- [Exercise data]
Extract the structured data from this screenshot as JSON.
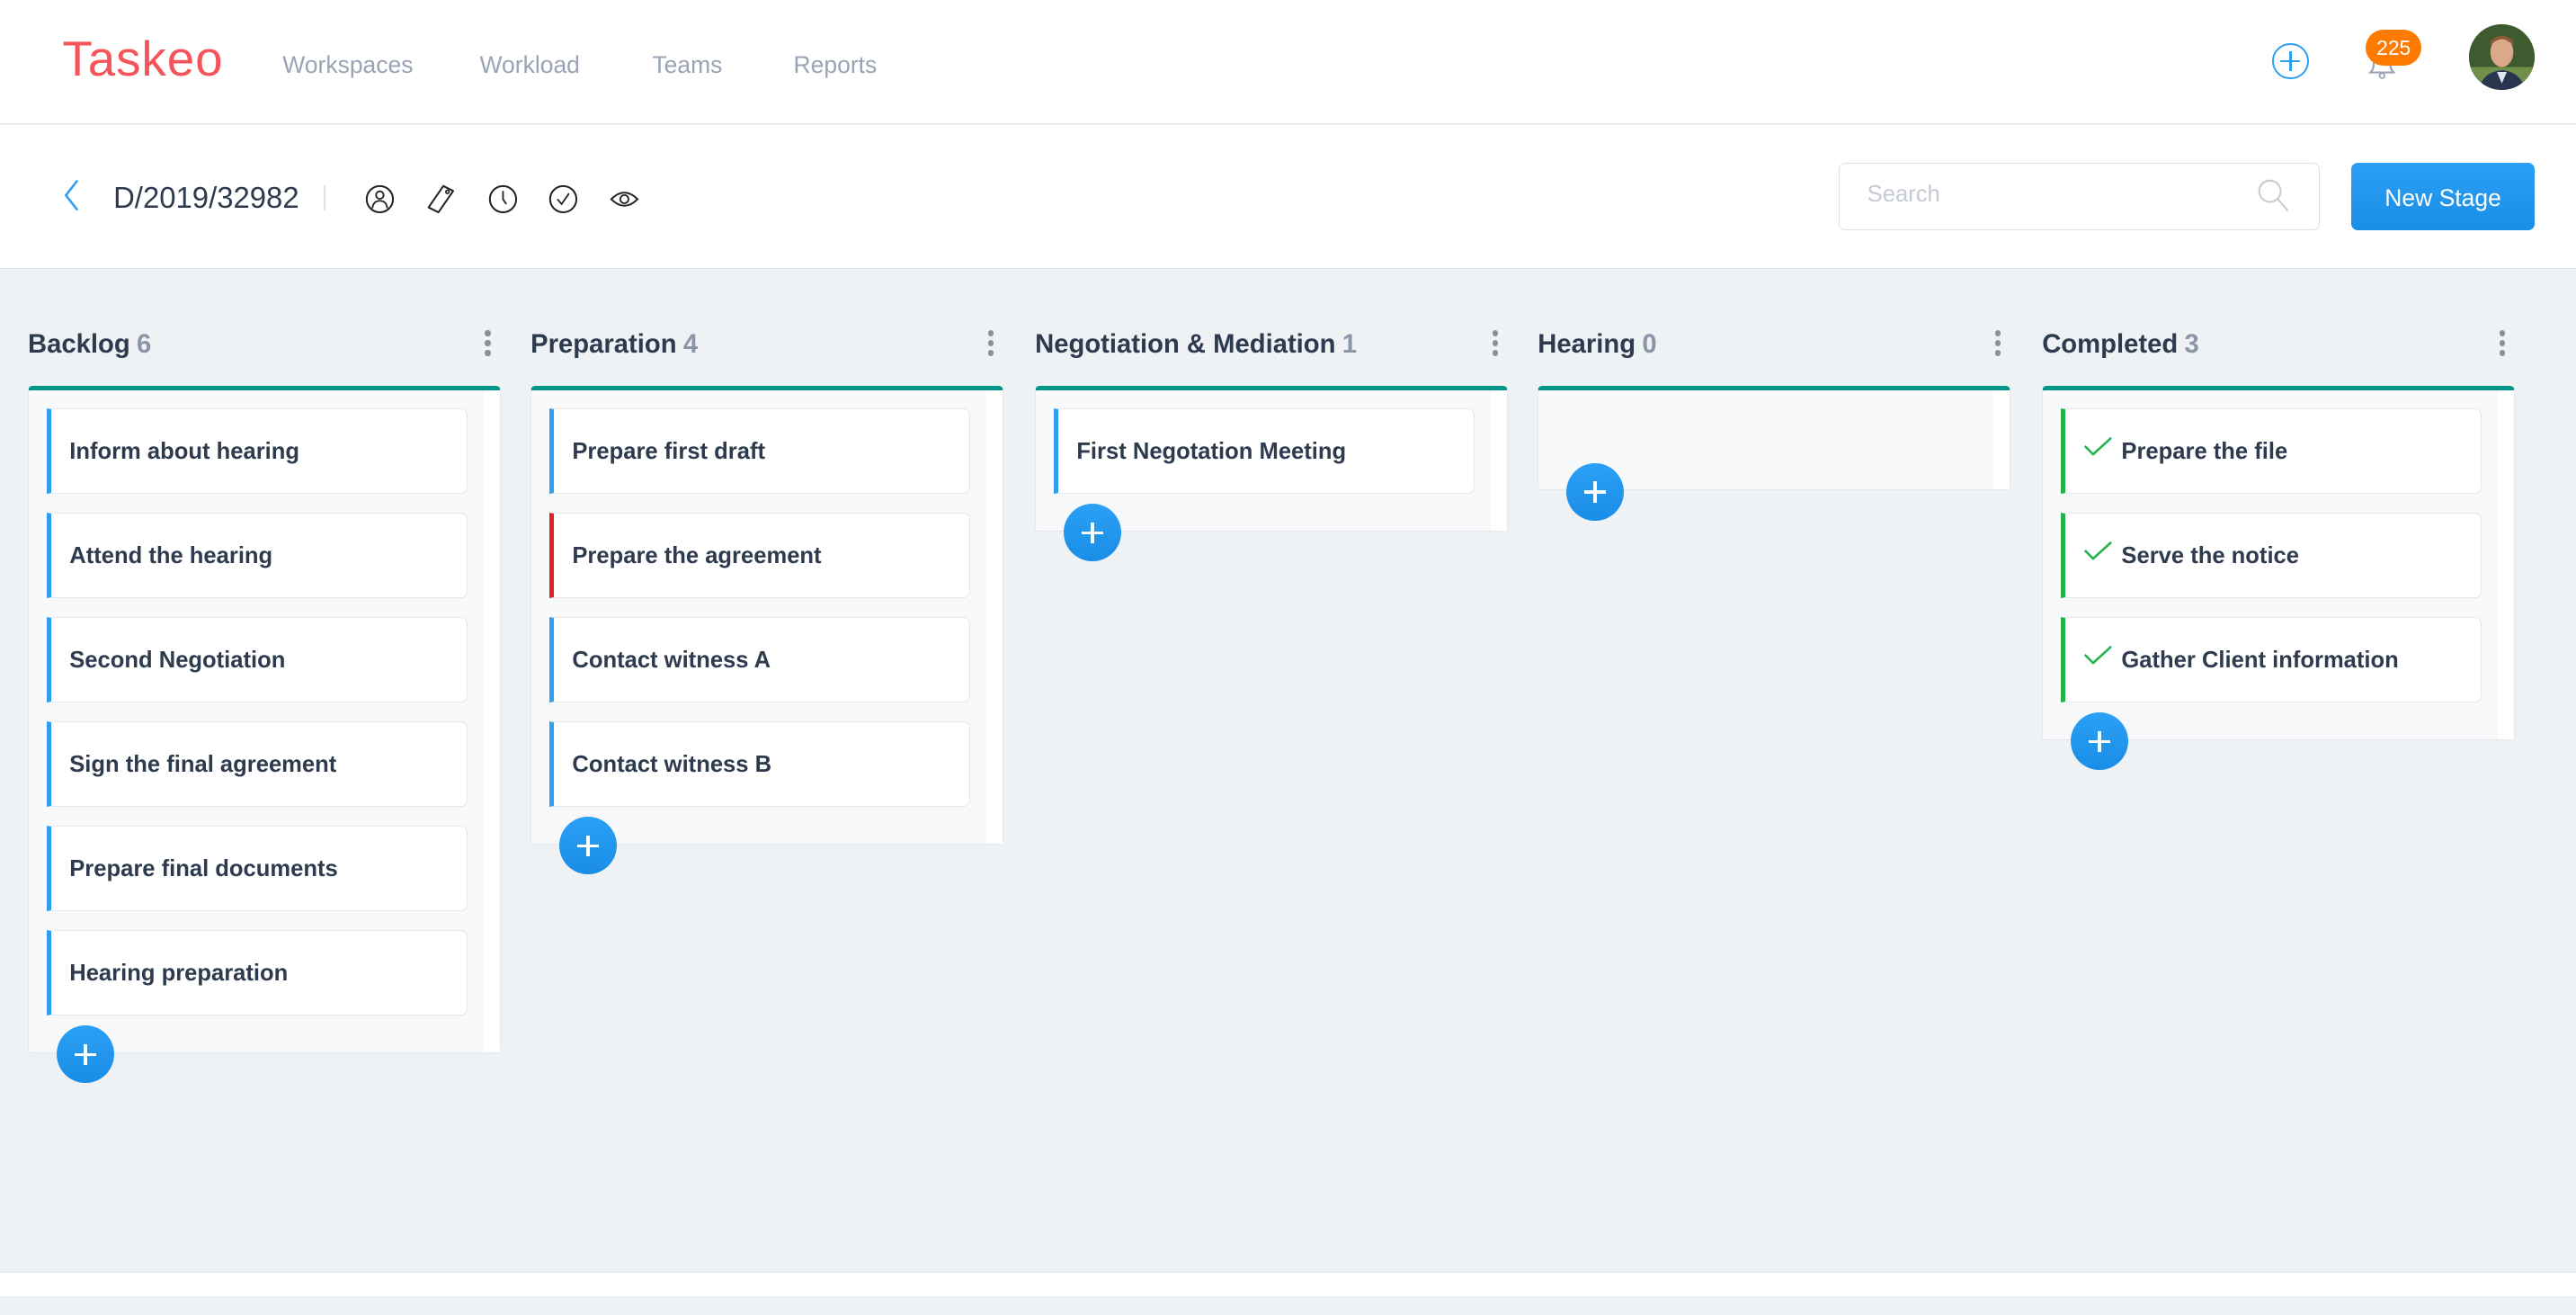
{
  "app": {
    "logo": "Taskeo"
  },
  "nav": [
    {
      "label": "Workspaces"
    },
    {
      "label": "Workload"
    },
    {
      "label": "Teams"
    },
    {
      "label": "Reports"
    }
  ],
  "header": {
    "notifications_count": "225",
    "add_icon": "plus-circle-icon",
    "bell_icon": "bell-icon"
  },
  "toolbar": {
    "case_title": "D/2019/32982",
    "icons": [
      "user-icon",
      "tag-icon",
      "clock-icon",
      "check-circle-icon",
      "eye-icon"
    ],
    "search_placeholder": "Search",
    "search_value": "",
    "new_stage_label": "New Stage"
  },
  "colors": {
    "accent": "#1a8de6",
    "brand": "#f5555a",
    "column_top": "#009688",
    "task_default": "#2f9ff0",
    "task_urgent": "#e5202a",
    "task_done": "#22b14c",
    "badge": "#ff7a00"
  },
  "columns": [
    {
      "title": "Backlog",
      "count": "6",
      "tasks": [
        {
          "label": "Inform about hearing",
          "status": "default"
        },
        {
          "label": "Attend the hearing",
          "status": "default"
        },
        {
          "label": "Second Negotiation",
          "status": "default"
        },
        {
          "label": "Sign the final agreement",
          "status": "default"
        },
        {
          "label": "Prepare final documents",
          "status": "default"
        },
        {
          "label": "Hearing preparation",
          "status": "default"
        }
      ]
    },
    {
      "title": "Preparation",
      "count": "4",
      "tasks": [
        {
          "label": "Prepare first draft",
          "status": "default"
        },
        {
          "label": "Prepare the agreement",
          "status": "urgent"
        },
        {
          "label": "Contact witness A",
          "status": "default"
        },
        {
          "label": "Contact witness B",
          "status": "default"
        }
      ]
    },
    {
      "title": "Negotiation & Mediation",
      "count": "1",
      "tasks": [
        {
          "label": "First Negotation Meeting",
          "status": "default"
        }
      ]
    },
    {
      "title": "Hearing",
      "count": "0",
      "tasks": []
    },
    {
      "title": "Completed",
      "count": "3",
      "tasks": [
        {
          "label": "Prepare the file",
          "status": "done"
        },
        {
          "label": "Serve the notice",
          "status": "done"
        },
        {
          "label": "Gather Client information",
          "status": "done"
        }
      ]
    }
  ]
}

- [Problem description] Determine the number of lines in the records that include the string "agreement", and respond with that number only.

- [Written solution] 2